**Challenge**.
Transcribe the lines below verbatim, skipping the images.
┏━━
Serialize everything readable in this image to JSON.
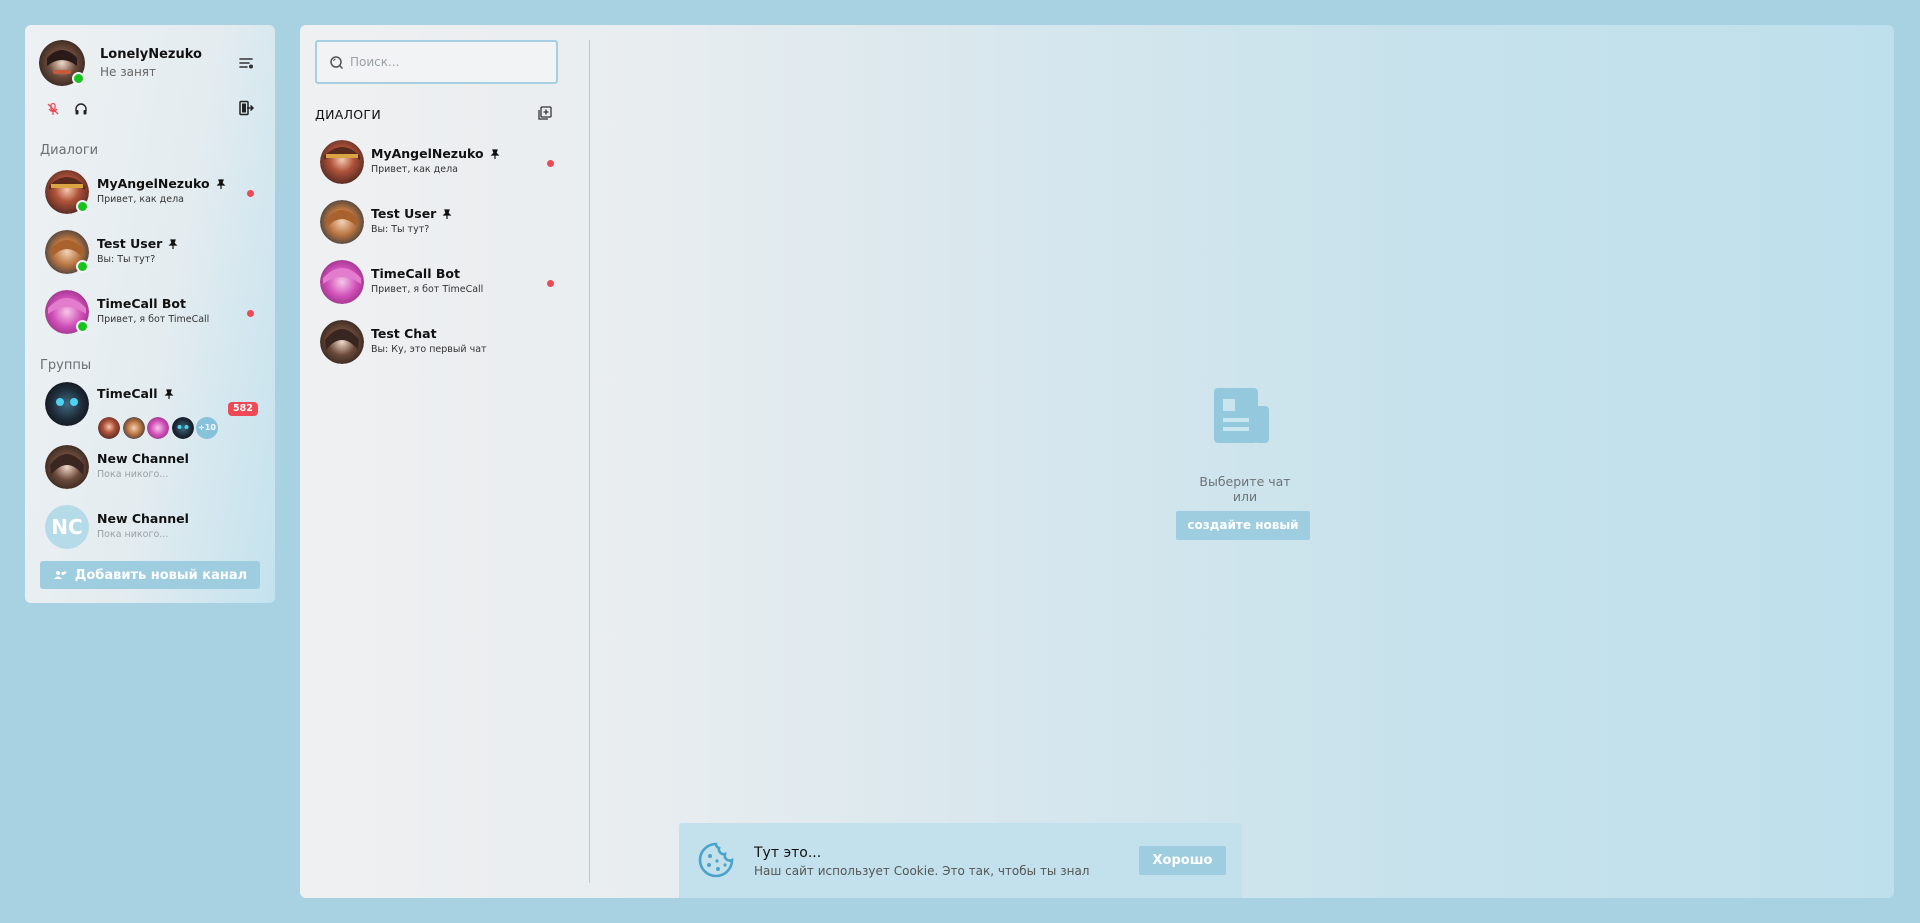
{
  "user": {
    "name": "LonelyNezuko",
    "status": "Не занят"
  },
  "sidebar": {
    "dialogs_label": "Диалоги",
    "groups_label": "Группы",
    "dialogs": [
      {
        "name": "MyAngelNezuko",
        "last_message": "Привет, как дела",
        "pinned": true,
        "online": true,
        "unread": true,
        "avatar_color": "#8a3b2e"
      },
      {
        "name": "Test User",
        "last_message": "Вы: Ты тут?",
        "pinned": true,
        "online": true,
        "unread": false,
        "avatar_color": "#b46a3a"
      },
      {
        "name": "TimeCall Bot",
        "last_message": "Привет, я бот TimeCall",
        "pinned": false,
        "online": true,
        "unread": true,
        "avatar_color": "#d04fb8"
      }
    ],
    "groups": [
      {
        "name": "TimeCall",
        "pinned": true,
        "more_members": "+10",
        "unread_count": "582"
      },
      {
        "name": "New Channel",
        "last_message": "Пока никого..."
      },
      {
        "name": "New Channel",
        "initials": "NC",
        "last_message": "Пока никого..."
      }
    ],
    "add_channel_label": "Добавить новый канал"
  },
  "main": {
    "search_placeholder": "Поиск...",
    "dialogs_header": "ДИАЛОГИ",
    "dialogs": [
      {
        "name": "MyAngelNezuko",
        "last_message": "Привет, как дела",
        "pinned": true,
        "unread": true
      },
      {
        "name": "Test User",
        "last_message": "Вы: Ты тут?",
        "pinned": true,
        "unread": false
      },
      {
        "name": "TimeCall Bot",
        "last_message": "Привет, я бот TimeCall",
        "pinned": false,
        "unread": true
      },
      {
        "name": "Test Chat",
        "last_message": "Вы: Ку, это первый чат",
        "pinned": false,
        "unread": false
      }
    ],
    "empty_state": {
      "line1": "Выберите чат",
      "line2": "или",
      "create_label": "создайте новый"
    }
  },
  "cookie_banner": {
    "title": "Тут это...",
    "text": "Наш сайт использует Cookie. Это так, чтобы ты знал",
    "ok_label": "Хорошо"
  },
  "colors": {
    "page_bg": "#a8d2e2",
    "accent": "#9ecde0",
    "online": "#19c21d",
    "unread": "#ee4a56"
  },
  "icons": [
    "settings-icon",
    "mic-off-icon",
    "headphones-icon",
    "logout-icon",
    "pin-icon",
    "search-icon",
    "new-dialog-icon",
    "chat-placeholder-icon",
    "cookie-icon",
    "add-users-icon"
  ]
}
┗━━
**Solution to this task**.
Serialize everything readable in this image to JSON.
{
  "user": {
    "name": "LonelyNezuko",
    "status": "Не занят"
  },
  "sidebar": {
    "dialogs_label": "Диалоги",
    "groups_label": "Группы",
    "dialogs": [
      {
        "name": "MyAngelNezuko",
        "last_message": "Привет, как дела",
        "pinned": true,
        "online": true,
        "unread": true,
        "avatar_color": "#8a3b2e"
      },
      {
        "name": "Test User",
        "last_message": "Вы: Ты тут?",
        "pinned": true,
        "online": true,
        "unread": false,
        "avatar_color": "#b46a3a"
      },
      {
        "name": "TimeCall Bot",
        "last_message": "Привет, я бот TimeCall",
        "pinned": false,
        "online": true,
        "unread": true,
        "avatar_color": "#d04fb8"
      }
    ],
    "groups": [
      {
        "name": "TimeCall",
        "pinned": true,
        "more_members": "+10",
        "unread_count": "582"
      },
      {
        "name": "New Channel",
        "last_message": "Пока никого..."
      },
      {
        "name": "New Channel",
        "initials": "NC",
        "last_message": "Пока никого..."
      }
    ],
    "add_channel_label": "Добавить новый канал"
  },
  "main": {
    "search_placeholder": "Поиск...",
    "dialogs_header": "ДИАЛОГИ",
    "dialogs": [
      {
        "name": "MyAngelNezuko",
        "last_message": "Привет, как дела",
        "pinned": true,
        "unread": true
      },
      {
        "name": "Test User",
        "last_message": "Вы: Ты тут?",
        "pinned": true,
        "unread": false
      },
      {
        "name": "TimeCall Bot",
        "last_message": "Привет, я бот TimeCall",
        "pinned": false,
        "unread": true
      },
      {
        "name": "Test Chat",
        "last_message": "Вы: Ку, это первый чат",
        "pinned": false,
        "unread": false
      }
    ],
    "empty_state": {
      "line1": "Выберите чат",
      "line2": "или",
      "create_label": "создайте новый"
    }
  },
  "cookie_banner": {
    "title": "Тут это...",
    "text": "Наш сайт использует Cookie. Это так, чтобы ты знал",
    "ok_label": "Хорошо"
  },
  "colors": {
    "page_bg": "#a8d2e2",
    "accent": "#9ecde0",
    "online": "#19c21d",
    "unread": "#ee4a56"
  },
  "icons": [
    "settings-icon",
    "mic-off-icon",
    "headphones-icon",
    "logout-icon",
    "pin-icon",
    "search-icon",
    "new-dialog-icon",
    "chat-placeholder-icon",
    "cookie-icon",
    "add-users-icon"
  ]
}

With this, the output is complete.